Collected data.
* BEGIN *
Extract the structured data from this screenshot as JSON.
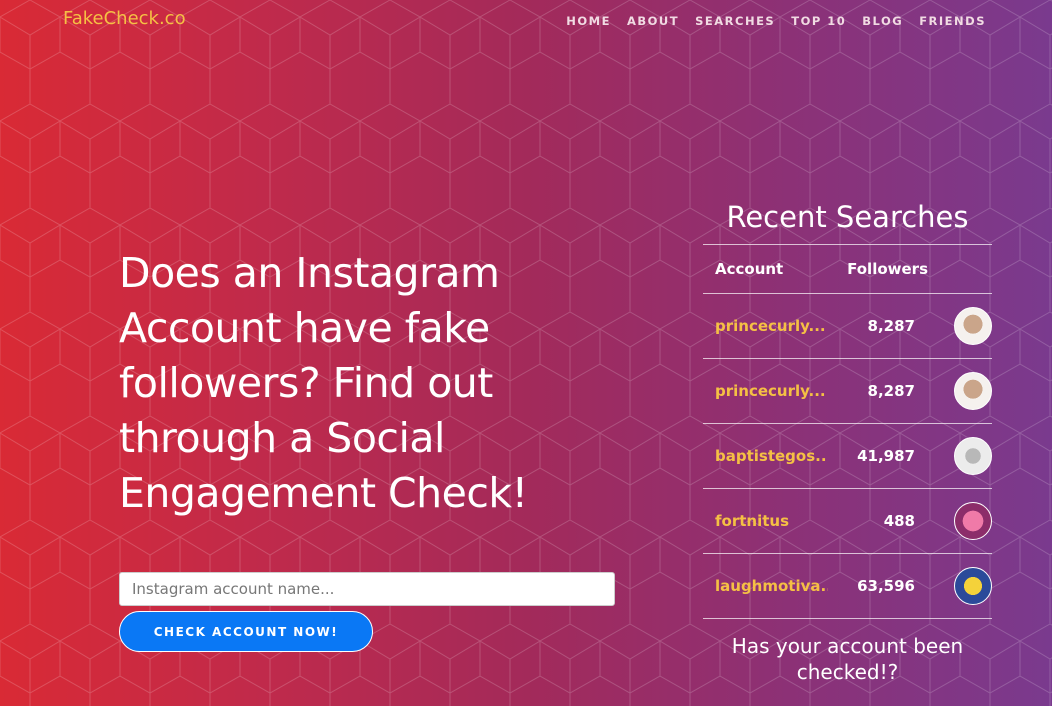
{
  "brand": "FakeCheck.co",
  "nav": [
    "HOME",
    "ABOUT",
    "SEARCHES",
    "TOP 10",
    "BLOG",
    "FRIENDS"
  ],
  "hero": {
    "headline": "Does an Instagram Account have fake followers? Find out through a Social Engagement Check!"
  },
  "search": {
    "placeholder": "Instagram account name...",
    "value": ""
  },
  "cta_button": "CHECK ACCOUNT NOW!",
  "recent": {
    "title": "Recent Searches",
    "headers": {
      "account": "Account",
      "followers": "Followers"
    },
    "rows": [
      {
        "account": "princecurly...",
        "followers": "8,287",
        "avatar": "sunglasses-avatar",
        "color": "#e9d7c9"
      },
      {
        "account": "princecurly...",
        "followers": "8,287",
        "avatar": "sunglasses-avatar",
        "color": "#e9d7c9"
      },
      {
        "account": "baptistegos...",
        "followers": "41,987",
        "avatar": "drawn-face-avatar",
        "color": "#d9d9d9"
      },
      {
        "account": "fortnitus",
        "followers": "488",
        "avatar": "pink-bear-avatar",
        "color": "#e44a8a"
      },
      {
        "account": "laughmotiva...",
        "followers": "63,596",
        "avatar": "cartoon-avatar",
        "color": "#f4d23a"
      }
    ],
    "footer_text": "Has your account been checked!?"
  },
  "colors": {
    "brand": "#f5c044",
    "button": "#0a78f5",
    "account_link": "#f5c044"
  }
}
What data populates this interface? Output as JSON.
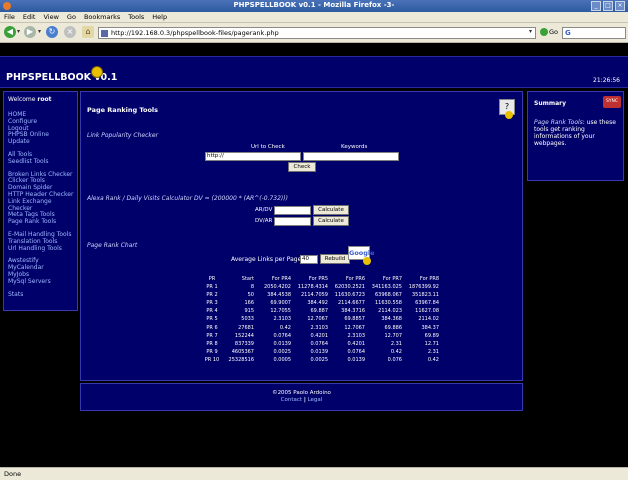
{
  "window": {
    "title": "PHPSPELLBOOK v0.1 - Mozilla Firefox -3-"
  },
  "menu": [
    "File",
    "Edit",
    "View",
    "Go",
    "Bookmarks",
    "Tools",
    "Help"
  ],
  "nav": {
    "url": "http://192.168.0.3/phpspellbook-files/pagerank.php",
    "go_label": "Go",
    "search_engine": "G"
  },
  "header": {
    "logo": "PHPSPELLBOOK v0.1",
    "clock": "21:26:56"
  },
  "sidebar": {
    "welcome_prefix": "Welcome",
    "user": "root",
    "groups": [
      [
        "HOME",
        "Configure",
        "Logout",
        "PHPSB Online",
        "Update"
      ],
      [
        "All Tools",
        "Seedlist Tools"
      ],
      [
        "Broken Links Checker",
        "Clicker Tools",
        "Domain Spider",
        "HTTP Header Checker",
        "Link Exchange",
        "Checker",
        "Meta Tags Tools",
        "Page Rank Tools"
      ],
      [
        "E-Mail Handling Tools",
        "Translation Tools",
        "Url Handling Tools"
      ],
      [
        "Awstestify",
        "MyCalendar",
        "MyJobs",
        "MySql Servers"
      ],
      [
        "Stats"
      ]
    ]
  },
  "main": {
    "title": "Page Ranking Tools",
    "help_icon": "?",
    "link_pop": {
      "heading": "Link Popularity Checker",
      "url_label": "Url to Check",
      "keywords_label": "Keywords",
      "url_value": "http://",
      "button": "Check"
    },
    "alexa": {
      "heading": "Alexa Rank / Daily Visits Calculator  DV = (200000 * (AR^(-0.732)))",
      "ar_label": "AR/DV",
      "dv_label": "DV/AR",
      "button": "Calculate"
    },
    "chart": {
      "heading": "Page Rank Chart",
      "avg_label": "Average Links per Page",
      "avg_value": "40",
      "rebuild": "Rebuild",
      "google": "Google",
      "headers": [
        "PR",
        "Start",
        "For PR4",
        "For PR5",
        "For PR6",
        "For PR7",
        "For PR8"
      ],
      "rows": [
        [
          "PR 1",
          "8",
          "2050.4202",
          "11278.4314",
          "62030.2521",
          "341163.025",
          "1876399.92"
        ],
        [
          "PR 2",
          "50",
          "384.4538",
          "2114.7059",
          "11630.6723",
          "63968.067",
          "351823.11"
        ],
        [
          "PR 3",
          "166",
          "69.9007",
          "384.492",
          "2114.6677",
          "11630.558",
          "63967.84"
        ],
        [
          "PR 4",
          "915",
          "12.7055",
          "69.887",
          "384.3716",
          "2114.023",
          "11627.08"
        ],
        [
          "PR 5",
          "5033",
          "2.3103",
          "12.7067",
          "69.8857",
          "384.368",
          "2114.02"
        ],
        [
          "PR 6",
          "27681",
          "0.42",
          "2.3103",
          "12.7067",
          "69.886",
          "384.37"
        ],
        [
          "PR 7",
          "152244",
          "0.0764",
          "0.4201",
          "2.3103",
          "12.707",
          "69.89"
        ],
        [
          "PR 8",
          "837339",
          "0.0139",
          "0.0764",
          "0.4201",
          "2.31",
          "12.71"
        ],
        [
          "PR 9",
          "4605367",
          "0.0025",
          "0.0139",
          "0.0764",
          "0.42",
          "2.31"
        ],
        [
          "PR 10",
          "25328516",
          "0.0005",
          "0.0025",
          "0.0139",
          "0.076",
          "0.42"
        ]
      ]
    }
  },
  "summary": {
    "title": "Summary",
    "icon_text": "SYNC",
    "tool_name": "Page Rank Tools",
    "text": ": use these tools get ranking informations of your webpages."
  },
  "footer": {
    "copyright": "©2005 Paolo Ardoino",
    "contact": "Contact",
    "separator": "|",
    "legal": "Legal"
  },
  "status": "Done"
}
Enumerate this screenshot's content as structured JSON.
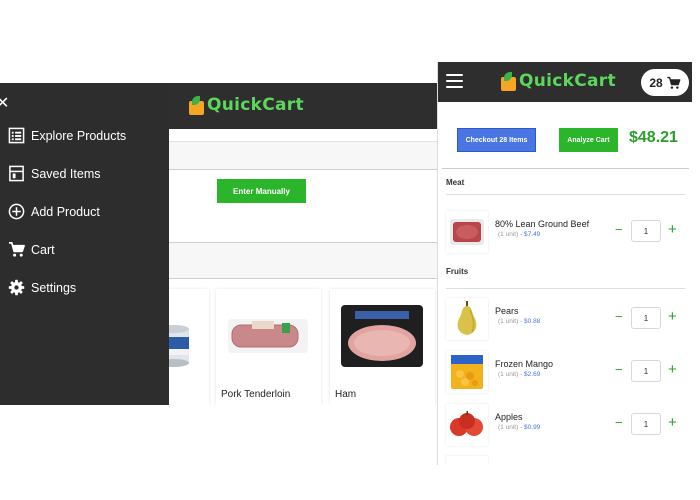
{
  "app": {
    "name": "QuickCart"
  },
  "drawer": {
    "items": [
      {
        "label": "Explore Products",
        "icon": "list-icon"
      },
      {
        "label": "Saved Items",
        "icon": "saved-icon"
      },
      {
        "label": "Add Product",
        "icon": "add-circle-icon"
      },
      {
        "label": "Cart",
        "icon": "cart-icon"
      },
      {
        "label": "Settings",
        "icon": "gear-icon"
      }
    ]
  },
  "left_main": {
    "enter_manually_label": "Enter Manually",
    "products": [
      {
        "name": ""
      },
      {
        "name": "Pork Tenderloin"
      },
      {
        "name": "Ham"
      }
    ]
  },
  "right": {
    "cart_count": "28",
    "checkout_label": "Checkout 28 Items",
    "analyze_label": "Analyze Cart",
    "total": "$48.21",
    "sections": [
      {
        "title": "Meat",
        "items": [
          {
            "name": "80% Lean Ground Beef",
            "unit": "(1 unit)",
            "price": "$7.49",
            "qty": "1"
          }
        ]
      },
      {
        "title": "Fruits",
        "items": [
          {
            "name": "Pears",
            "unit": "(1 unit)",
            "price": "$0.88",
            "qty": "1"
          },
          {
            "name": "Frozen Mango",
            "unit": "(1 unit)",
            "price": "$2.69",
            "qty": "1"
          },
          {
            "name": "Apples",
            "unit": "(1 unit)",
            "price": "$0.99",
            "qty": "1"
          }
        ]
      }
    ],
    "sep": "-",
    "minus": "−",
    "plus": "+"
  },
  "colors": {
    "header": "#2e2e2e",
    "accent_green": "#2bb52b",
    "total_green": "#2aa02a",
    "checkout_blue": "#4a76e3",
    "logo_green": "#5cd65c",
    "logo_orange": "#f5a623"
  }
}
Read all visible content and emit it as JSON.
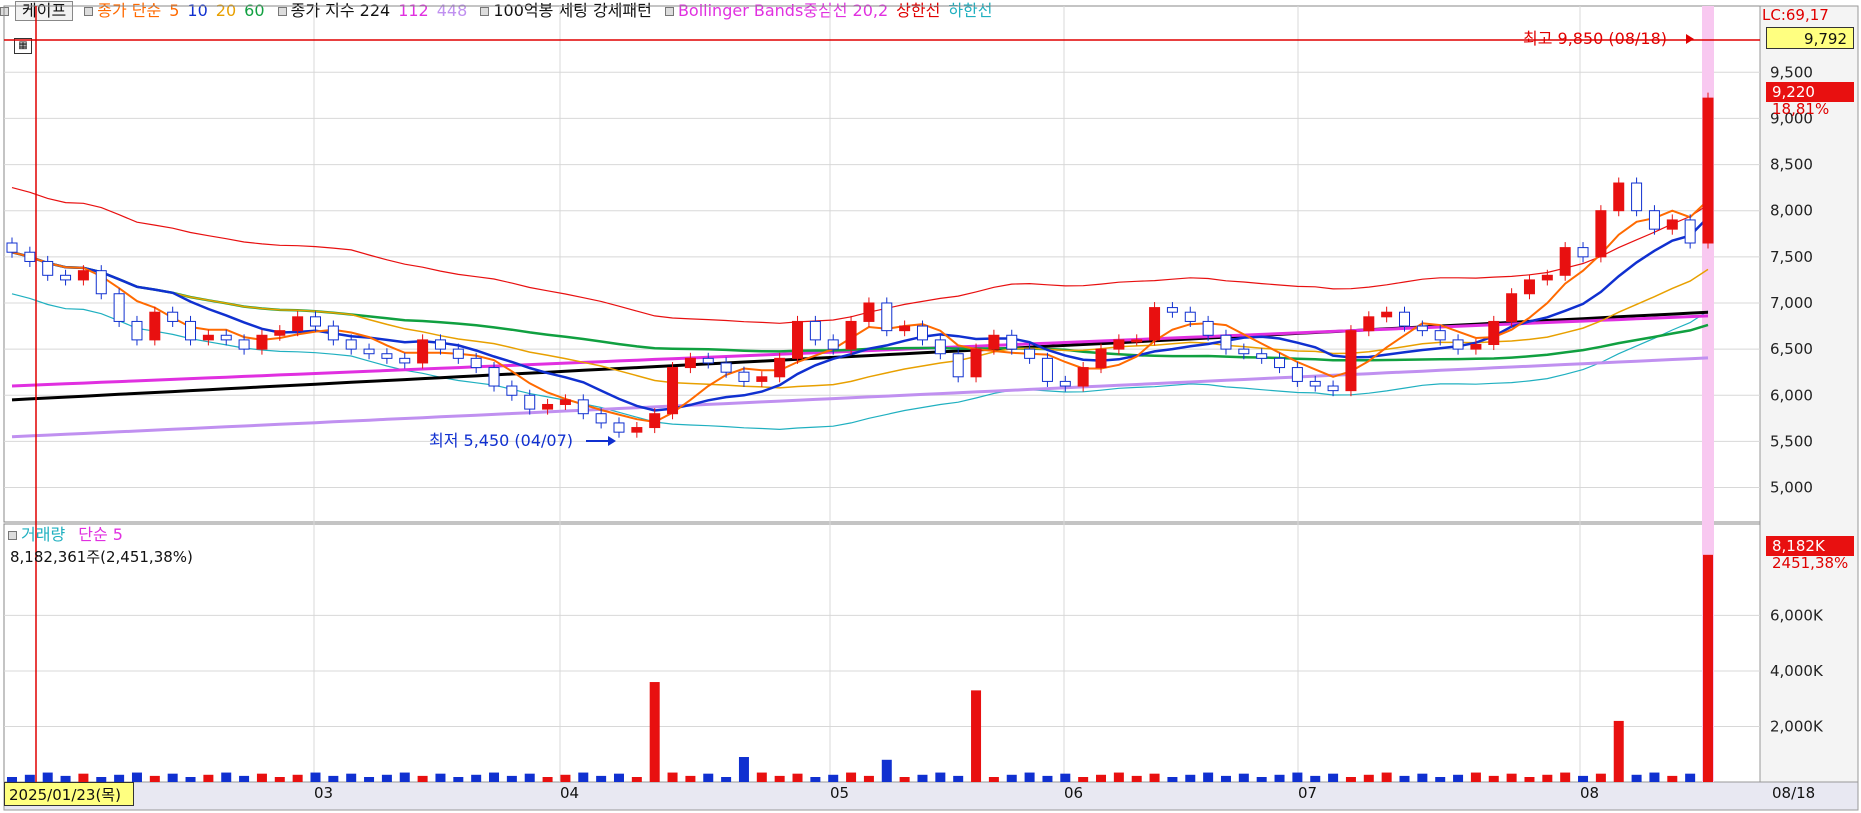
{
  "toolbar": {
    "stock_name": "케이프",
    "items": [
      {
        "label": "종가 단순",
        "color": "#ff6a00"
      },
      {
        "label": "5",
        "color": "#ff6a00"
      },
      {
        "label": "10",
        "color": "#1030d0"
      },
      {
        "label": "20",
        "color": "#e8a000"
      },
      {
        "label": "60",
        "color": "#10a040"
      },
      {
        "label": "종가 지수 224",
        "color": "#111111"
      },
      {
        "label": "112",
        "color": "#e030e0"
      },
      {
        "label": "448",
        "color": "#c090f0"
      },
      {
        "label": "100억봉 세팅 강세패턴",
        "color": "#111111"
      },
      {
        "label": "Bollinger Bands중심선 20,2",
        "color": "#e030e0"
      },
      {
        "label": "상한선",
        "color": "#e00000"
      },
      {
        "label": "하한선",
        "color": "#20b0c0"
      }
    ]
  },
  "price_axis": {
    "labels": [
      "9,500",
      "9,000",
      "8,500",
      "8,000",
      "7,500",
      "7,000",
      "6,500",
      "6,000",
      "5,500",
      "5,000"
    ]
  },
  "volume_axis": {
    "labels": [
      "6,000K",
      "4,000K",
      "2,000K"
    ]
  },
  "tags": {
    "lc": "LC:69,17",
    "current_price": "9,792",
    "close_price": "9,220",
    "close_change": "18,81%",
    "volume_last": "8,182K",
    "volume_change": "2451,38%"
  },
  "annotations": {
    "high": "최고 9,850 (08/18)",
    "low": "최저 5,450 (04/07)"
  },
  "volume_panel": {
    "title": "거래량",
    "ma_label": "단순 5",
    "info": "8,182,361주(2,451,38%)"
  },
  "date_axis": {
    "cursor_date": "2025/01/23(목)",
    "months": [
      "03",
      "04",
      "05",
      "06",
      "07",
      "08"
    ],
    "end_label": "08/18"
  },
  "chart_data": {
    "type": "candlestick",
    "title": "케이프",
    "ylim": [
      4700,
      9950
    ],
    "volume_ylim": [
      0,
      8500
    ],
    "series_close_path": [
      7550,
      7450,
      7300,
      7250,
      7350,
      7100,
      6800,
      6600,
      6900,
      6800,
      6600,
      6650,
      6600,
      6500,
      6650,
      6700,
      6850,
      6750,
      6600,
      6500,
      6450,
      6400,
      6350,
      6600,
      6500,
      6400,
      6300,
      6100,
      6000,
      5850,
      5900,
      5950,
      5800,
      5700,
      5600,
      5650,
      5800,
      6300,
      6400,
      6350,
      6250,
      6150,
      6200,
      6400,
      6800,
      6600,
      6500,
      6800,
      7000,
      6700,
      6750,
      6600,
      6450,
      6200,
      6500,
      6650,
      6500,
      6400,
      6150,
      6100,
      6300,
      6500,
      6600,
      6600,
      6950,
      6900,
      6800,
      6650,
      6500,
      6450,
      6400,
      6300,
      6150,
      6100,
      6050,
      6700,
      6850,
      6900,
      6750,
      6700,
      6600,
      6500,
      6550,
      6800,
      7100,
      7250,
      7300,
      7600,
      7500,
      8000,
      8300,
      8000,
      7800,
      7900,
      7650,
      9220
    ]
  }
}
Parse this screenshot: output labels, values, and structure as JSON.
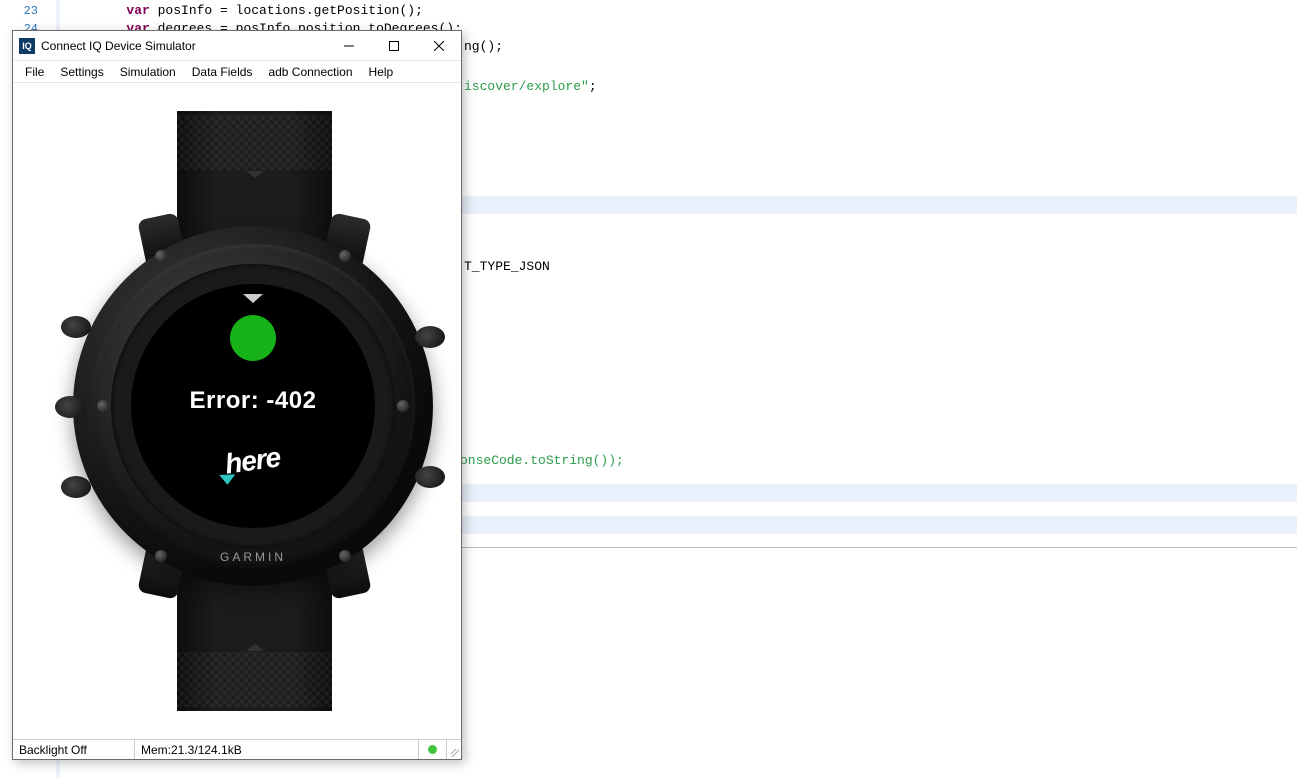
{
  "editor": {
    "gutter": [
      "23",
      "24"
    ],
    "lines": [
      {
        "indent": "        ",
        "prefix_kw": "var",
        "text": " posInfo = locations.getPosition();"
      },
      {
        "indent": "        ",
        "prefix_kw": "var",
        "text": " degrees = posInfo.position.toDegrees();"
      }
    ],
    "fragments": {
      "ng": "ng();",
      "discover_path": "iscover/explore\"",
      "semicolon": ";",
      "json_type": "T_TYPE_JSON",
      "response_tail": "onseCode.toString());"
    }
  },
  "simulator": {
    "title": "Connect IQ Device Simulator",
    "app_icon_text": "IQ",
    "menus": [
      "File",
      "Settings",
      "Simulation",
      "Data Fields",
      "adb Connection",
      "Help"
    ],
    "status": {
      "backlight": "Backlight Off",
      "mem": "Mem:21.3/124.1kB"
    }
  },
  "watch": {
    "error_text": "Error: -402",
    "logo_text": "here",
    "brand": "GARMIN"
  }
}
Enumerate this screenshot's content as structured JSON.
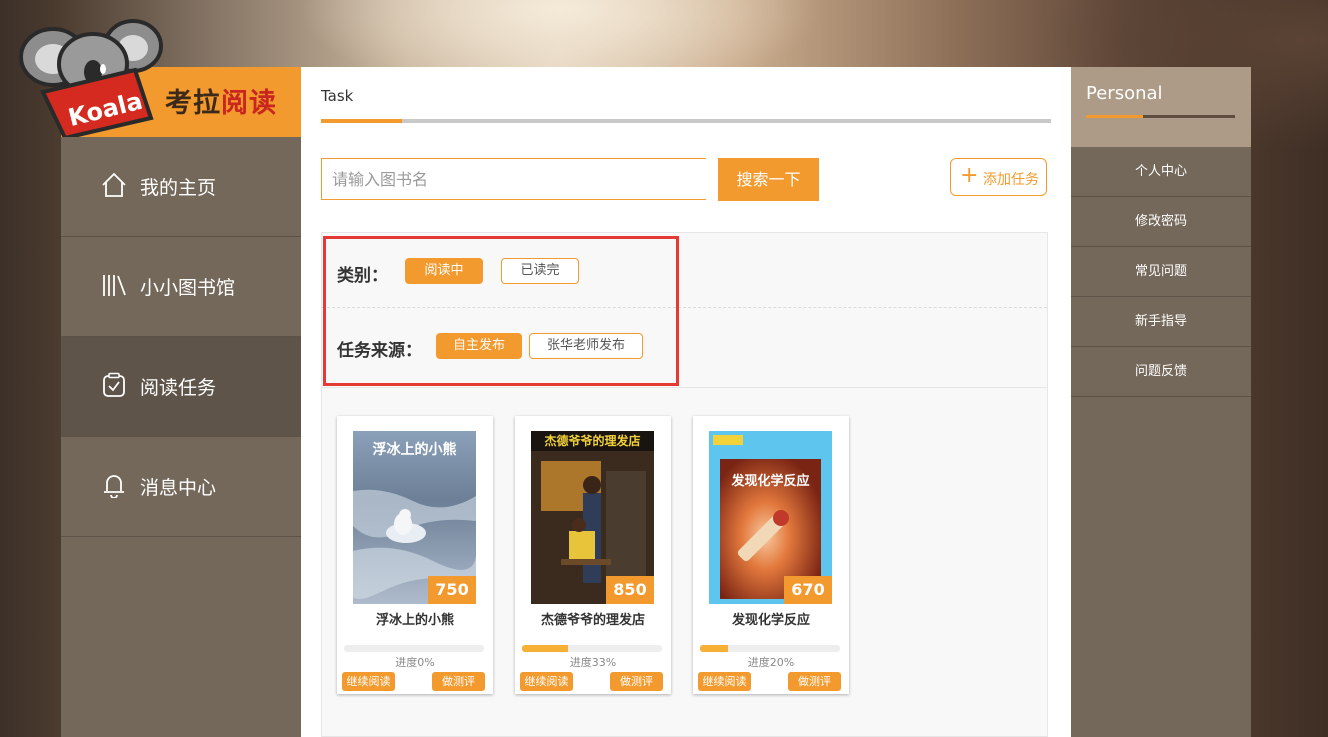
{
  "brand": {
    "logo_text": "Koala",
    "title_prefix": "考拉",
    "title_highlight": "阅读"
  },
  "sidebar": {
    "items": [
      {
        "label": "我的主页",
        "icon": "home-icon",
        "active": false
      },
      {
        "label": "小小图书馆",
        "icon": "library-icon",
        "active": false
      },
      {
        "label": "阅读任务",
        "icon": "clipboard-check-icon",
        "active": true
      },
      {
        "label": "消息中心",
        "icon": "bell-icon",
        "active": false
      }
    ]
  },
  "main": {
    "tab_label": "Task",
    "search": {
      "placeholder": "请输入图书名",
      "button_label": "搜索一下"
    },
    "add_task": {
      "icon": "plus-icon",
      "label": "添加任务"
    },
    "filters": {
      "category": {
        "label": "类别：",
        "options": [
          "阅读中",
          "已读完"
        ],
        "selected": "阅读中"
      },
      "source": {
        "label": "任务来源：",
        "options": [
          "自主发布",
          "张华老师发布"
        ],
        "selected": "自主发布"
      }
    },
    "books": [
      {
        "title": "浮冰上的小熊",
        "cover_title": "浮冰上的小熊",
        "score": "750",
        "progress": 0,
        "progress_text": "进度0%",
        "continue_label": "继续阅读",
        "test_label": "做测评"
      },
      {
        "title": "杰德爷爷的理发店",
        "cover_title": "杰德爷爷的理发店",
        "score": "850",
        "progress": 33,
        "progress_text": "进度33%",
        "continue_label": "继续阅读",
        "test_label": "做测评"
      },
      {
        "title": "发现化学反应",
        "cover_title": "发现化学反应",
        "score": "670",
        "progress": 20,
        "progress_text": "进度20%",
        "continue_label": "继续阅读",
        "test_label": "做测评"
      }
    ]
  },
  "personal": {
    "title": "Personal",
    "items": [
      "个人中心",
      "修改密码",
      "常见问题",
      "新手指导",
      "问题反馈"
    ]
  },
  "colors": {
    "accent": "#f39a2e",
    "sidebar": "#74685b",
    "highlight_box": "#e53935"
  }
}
* END *
Short task. Give the number of lines in the entries that hold the word "Links", and nothing else.

Written answer. 2